_TASK OBJECTIVE:_ From the entries that follow, extract each line holding the string "следовательно".

(Stored data entries)
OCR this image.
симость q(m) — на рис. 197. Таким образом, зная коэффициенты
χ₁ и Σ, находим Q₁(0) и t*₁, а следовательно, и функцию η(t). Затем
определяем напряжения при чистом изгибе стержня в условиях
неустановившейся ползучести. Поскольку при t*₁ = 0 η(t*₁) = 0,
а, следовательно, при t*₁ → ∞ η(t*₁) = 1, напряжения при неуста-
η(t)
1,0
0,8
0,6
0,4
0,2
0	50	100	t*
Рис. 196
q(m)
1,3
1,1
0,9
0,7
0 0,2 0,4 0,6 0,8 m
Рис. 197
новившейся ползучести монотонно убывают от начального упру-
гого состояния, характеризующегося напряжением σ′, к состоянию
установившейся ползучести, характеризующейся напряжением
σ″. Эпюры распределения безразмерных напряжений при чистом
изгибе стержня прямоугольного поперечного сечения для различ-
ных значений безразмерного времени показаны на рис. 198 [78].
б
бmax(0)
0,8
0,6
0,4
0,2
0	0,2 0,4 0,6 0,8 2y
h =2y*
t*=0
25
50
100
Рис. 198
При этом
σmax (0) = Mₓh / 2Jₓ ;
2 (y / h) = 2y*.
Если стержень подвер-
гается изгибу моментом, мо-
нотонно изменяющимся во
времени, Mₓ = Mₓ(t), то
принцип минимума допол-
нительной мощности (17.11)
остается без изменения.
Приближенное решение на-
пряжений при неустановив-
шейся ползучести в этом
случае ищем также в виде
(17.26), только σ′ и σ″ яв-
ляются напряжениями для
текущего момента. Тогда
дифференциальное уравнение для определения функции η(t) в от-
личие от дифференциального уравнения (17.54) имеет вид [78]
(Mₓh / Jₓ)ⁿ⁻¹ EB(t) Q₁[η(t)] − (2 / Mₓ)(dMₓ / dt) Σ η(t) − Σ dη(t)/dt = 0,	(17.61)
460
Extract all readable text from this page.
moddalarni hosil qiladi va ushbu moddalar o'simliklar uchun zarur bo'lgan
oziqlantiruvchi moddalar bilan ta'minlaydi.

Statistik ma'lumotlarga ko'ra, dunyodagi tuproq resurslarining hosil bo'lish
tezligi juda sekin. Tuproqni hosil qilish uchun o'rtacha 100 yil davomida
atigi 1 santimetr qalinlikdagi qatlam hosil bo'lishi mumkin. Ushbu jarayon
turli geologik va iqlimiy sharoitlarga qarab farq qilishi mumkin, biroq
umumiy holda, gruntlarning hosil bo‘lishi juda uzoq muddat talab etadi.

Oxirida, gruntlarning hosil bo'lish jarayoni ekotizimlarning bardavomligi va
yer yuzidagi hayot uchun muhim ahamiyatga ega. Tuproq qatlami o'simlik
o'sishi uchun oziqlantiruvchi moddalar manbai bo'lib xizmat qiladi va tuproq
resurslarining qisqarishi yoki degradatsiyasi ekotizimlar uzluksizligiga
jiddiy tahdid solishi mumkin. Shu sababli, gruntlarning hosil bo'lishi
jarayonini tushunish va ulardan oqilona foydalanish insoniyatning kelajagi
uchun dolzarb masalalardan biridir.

_THE ANSWER:_
χ₁ и Σ, находим Q₁(0) и t*₁, а следовательно, и функцию η(t). Затем
а, следовательно, при t*₁ → ∞ η(t*₁) = 1, напряжения при неуста-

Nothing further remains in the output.